### [GENANNTES ZIEL A]
Wie wird die Anzeigepflicht aus § 19 VVG laut dem Newsletter zur Anzeigepflicht auch gern bezeichnet?
### [GENANNTES ZIEL B]
Gib aus dem Newsletter zur Anzeigepflicht den Abschnitt unverändert wieder, der mit den Worten beginnt, die „Fragen, die nicht“ enthalten, und mit „19 Rn. 60).“ endet.

### [TEXTAUSZUG]
Sehr geehrte Mandantinnen und Mandanten,
sehr geehrte Versicherungsmaklerinnen und -makler,

nicht viele rechtlich umstrittene Themenkreise sind noch ungeklärt, im „neuen“ VVG von 2008. Eine, und für die Praxis wohl die bedeutendste, ist die Frage, ob es eine sog. „spontane Anzeigepflicht“ für den Versicherungsnehmer bei Antragstellung gibt. Diese Rechtskenntnis ist gerade für Versicherungsvermittler von großer Bedeutung. Sonst kann schnell mal ein falscher Rat dem Kunden erteilt werden! Kennen Sie sich wirklich mit dieser Rechtslage aus?

Der folgende Newsletter von unserem Kollegen Herrn Rechtsanwalt Kosch soll in kurzer Zusammenfassung klären, wie die rechtliche Ausgangslage der Anzeigepflichten aussieht und im Anschluss das Thema der spontanen Anzeigepflicht anhand von Urteilen kurz beleuchten.


I. Die Anzeigepflicht §§ 19ff. VVG

Die vorvertragliche Anzeigepflicht wird im Kern ihrem Namen grundsätzlich nicht gerecht. Nach § 19 Abs. 1 S. 1 VVG hat der Versicherungsnehmer bis zur Abgabe seiner Vertragserklärung die ihm bekannten Gefahrumstände, die für den Entschluss des Versicherers, den Vertrag mit dem vereinbarten Inhalt zu schließen, erheblich sind und nach denen der Versicherer in Textform gefragt hat, dem Versicherer anzuzeigen. Anzuzeigen hat der Versicherungsnehmer also nur solche ihm bekannten Gefahrumstände, nach denen der Versicherer in Textform gefragt hat. Die Anzeigepflicht aus § 19 VVG wird deshalb auch gern als „Antwort-Obliegenheit“ bezeichnet (BeckOK VVG/Spuhl, 19. Ed. 1.5.2023, VVG § 19 Rn. 2).

Die §§ 19ff. VVG dienen dem Schutz des Versicherers und des Versichertenkollektivs (Beckmann/Matusche-Beckmann VersR-HdB/Knappmann § 14 Rn. 1). Ohne eine entsprechende Auskunft der (potentiellen) Versicherungsnehmer über die Gefahrumstände, kann das Versicherungsunternehmen keine eigene Risikobewertung durchführen und müsste sonst ihm völlig unbekannte und unkalkulierbare Risiken zeichnen. Die vorvertragliche Anzeigepflicht nach § 19 Abs. 1 S. 1 VVG soll dem Versicherer nur eine zutreffende Risikoeinschätzung ermöglichen (BT-Drucks. 16/3945 aaO; BGH r+s 2022, 605).

Fragen, die nicht zur Kenntnis des Versicherungsnehmers gelangt sind, können von diesem auch nicht unrichtig beantwortet worden sein. Der Versicherungsnehmer muss nicht selbst nach Fragen suchen, wenn ihn der Versicherungsvertreter etwa nur nach Größe und Gewicht fragt und keine weiteren Fragen zu seinen Gesundheitsverhältnissen stellt (BGH r+s 1996, 469; vgl. auch OLG Karlsruhe VersR 2020, 681; BeckOK VVG/Spuhl, 19. Ed. 1.5.2023, VVG § 19 Rn. 60).

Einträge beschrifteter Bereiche
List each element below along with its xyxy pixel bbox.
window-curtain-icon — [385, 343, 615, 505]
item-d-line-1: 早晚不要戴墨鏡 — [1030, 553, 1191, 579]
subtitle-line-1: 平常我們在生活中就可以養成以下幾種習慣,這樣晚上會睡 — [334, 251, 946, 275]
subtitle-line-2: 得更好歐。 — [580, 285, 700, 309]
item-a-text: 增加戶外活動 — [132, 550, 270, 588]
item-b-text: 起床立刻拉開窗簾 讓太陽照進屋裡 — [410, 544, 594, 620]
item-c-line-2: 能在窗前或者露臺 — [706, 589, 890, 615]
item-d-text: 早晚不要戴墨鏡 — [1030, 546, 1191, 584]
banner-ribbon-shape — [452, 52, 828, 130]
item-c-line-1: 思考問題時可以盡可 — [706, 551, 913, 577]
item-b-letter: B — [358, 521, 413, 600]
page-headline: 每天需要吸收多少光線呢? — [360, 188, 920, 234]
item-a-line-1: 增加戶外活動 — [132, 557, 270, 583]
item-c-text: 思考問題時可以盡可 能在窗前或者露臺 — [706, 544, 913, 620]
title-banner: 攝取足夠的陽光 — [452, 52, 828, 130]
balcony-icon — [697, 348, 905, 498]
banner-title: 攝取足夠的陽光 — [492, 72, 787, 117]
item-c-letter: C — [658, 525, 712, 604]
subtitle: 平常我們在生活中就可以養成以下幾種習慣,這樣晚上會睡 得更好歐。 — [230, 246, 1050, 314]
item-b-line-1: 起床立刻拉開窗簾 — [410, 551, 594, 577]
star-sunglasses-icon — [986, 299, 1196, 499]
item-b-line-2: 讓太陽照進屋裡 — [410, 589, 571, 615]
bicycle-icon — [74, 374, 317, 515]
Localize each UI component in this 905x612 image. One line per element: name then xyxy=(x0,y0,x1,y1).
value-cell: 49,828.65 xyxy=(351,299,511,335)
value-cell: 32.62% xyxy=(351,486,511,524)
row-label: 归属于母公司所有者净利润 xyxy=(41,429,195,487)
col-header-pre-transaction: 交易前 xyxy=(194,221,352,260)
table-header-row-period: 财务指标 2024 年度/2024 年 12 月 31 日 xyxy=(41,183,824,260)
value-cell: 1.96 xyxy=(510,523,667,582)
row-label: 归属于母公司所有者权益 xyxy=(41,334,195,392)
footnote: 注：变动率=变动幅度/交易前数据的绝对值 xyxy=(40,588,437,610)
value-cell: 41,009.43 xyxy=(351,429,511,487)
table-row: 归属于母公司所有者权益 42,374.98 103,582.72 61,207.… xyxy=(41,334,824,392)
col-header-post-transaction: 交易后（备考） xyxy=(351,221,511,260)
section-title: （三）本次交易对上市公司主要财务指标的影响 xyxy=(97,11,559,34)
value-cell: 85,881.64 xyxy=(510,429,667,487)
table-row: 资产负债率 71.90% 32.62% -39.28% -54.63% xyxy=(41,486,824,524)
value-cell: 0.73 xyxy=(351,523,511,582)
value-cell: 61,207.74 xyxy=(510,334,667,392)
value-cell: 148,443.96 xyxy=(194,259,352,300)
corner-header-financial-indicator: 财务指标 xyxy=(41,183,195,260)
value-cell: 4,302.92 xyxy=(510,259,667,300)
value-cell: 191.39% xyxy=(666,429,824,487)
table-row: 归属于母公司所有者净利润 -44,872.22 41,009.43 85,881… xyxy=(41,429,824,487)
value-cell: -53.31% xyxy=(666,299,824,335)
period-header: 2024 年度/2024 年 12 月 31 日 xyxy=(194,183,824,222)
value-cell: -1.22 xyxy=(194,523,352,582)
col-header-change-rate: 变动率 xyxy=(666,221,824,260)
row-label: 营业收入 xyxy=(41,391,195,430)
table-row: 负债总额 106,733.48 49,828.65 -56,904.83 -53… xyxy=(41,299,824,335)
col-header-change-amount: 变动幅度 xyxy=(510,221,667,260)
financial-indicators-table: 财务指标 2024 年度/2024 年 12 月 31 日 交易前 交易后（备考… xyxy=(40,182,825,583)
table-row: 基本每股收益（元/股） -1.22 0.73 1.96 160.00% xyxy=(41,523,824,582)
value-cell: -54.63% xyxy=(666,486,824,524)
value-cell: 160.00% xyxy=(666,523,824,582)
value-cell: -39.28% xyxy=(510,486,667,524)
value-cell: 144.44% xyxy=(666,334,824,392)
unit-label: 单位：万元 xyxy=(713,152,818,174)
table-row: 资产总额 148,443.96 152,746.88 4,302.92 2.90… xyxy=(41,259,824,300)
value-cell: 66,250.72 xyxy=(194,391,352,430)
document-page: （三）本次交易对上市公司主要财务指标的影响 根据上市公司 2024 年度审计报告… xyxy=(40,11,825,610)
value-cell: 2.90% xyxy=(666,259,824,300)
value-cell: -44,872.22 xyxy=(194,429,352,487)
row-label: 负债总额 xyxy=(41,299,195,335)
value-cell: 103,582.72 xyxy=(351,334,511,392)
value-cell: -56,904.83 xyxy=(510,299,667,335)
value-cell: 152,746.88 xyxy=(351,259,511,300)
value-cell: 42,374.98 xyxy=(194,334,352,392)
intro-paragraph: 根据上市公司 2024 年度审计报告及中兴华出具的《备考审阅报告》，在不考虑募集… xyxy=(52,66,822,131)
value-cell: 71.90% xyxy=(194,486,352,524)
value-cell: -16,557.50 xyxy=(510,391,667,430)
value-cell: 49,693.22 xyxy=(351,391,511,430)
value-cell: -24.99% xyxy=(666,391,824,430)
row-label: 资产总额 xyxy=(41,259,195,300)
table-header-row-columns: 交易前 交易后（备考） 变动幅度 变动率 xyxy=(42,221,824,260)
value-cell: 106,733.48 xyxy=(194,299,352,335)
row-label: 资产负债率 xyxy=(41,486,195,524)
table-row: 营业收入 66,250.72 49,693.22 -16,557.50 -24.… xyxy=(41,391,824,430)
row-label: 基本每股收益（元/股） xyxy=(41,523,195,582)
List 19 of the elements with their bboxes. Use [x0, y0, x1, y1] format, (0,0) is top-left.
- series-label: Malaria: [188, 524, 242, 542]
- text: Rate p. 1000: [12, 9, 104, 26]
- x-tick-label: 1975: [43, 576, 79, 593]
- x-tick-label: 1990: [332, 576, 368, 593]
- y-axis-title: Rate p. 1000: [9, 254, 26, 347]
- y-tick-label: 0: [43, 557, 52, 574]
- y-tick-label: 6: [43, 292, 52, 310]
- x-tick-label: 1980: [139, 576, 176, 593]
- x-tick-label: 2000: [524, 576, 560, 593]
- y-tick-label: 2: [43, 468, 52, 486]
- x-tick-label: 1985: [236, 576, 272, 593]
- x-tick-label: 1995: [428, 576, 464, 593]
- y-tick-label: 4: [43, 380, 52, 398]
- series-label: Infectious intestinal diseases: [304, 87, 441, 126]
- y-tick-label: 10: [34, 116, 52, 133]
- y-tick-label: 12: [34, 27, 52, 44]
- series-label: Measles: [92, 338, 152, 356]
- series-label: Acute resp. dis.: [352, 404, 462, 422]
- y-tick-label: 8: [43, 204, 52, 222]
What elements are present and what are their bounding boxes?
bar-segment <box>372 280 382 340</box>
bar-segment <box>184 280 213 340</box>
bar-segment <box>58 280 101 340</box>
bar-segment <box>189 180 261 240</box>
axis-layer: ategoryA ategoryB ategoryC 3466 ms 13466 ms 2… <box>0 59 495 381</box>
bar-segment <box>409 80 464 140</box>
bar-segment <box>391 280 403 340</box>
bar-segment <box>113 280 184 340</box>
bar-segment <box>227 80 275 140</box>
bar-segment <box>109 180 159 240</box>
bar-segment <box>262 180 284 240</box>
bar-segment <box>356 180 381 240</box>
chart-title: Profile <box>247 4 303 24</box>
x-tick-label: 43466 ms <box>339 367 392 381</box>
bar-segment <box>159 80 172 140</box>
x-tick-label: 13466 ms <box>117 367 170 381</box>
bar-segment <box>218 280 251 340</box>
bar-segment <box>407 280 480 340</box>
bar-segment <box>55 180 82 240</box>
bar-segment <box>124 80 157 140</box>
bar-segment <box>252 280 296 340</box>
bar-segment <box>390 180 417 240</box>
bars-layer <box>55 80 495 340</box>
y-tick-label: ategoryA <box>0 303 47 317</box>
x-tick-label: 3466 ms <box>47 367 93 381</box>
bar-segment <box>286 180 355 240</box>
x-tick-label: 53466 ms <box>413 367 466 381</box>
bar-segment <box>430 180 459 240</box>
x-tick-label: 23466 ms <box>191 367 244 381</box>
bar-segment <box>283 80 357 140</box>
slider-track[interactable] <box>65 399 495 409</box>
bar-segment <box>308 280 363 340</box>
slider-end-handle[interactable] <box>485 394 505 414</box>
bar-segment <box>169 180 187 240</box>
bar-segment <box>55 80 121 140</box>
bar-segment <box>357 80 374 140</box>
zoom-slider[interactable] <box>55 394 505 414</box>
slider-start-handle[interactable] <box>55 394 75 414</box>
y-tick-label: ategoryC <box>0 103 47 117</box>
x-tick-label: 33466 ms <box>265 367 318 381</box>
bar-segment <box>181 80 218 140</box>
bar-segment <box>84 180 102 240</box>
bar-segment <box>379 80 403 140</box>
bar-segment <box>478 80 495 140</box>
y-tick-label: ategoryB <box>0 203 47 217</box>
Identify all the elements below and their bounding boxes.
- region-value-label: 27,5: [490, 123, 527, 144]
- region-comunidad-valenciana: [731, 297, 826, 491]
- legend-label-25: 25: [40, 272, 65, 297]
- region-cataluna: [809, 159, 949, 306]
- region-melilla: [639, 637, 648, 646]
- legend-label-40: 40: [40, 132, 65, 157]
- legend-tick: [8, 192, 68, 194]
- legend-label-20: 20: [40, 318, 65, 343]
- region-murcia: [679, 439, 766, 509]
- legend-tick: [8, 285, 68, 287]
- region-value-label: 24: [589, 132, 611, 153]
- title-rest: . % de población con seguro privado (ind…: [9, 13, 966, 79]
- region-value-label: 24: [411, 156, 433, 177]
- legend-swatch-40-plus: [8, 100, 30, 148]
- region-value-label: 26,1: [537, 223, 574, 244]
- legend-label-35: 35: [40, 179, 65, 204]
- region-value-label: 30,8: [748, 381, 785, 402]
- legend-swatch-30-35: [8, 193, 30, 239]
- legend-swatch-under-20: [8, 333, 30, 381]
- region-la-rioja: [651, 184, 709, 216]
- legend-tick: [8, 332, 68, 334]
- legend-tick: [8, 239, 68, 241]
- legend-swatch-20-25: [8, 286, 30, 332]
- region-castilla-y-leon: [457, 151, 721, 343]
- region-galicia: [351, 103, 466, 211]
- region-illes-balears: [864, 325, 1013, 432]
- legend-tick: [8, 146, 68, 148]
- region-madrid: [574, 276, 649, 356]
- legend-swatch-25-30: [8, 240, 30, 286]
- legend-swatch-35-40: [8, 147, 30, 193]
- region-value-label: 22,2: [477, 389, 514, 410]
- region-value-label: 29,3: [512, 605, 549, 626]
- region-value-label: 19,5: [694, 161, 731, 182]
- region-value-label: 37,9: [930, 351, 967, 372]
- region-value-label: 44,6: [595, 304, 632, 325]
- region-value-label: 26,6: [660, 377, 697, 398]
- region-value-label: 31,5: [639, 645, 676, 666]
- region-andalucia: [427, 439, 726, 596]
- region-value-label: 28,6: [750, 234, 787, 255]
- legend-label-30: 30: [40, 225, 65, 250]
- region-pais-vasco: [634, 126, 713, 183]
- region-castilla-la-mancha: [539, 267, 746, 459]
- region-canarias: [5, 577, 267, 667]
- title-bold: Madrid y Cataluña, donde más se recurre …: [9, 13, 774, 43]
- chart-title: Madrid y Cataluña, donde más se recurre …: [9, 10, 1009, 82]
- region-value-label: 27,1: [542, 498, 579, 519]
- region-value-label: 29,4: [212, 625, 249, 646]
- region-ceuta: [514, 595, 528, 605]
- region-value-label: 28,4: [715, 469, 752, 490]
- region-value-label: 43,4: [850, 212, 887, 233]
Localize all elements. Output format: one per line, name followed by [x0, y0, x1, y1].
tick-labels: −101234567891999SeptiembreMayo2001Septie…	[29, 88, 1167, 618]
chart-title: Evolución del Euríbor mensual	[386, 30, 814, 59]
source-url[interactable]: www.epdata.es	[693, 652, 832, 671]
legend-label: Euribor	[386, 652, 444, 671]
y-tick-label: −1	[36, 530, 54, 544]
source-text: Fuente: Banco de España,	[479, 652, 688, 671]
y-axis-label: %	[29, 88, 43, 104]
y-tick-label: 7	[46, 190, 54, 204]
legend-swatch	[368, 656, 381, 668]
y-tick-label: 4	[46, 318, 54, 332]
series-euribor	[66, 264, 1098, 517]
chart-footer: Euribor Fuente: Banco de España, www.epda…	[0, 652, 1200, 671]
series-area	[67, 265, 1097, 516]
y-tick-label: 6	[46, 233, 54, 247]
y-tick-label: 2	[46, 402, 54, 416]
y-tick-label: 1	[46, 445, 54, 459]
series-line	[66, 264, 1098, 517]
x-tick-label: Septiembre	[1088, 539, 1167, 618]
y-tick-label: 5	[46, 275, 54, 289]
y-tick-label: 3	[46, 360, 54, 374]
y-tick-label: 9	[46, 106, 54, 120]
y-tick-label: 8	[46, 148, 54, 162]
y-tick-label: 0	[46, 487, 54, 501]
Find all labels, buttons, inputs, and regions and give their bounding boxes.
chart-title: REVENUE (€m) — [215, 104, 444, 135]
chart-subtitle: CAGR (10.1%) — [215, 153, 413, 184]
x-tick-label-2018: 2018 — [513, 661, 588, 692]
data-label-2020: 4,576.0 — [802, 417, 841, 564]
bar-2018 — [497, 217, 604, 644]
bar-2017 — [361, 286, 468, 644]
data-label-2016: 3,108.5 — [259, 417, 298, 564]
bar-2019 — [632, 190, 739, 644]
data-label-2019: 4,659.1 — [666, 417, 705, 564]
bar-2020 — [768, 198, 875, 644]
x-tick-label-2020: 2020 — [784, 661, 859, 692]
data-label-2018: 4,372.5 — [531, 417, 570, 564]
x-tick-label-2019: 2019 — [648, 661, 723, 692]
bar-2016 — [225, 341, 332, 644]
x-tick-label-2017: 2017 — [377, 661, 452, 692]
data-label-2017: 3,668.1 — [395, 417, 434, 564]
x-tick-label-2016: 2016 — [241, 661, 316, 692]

### [VOLLSTÄNDIGE ANTWORT A]
Als „Antwort-Obliegenheit“.

### [VOLLSTÄNDIGE ANTWORT B]
Fragen, die nicht zur Kenntnis des Versicherungsnehmers gelangt sind, können von diesem auch nicht unrichtig beantwortet worden sein. Der Versicherungsnehmer muss nicht selbst nach Fragen suchen, wenn ihn der Versicherungsvertreter etwa nur nach Größe und Gewicht fragt und keine weiteren Fragen zu seinen Gesundheitsverhältnissen stellt (BGH r+s 1996, 469; vgl. auch OLG Karlsruhe VersR 2020, 681; BeckOK VVG/Spuhl, 19. Ed. 1.5.2023, VVG § 19 Rn. 60).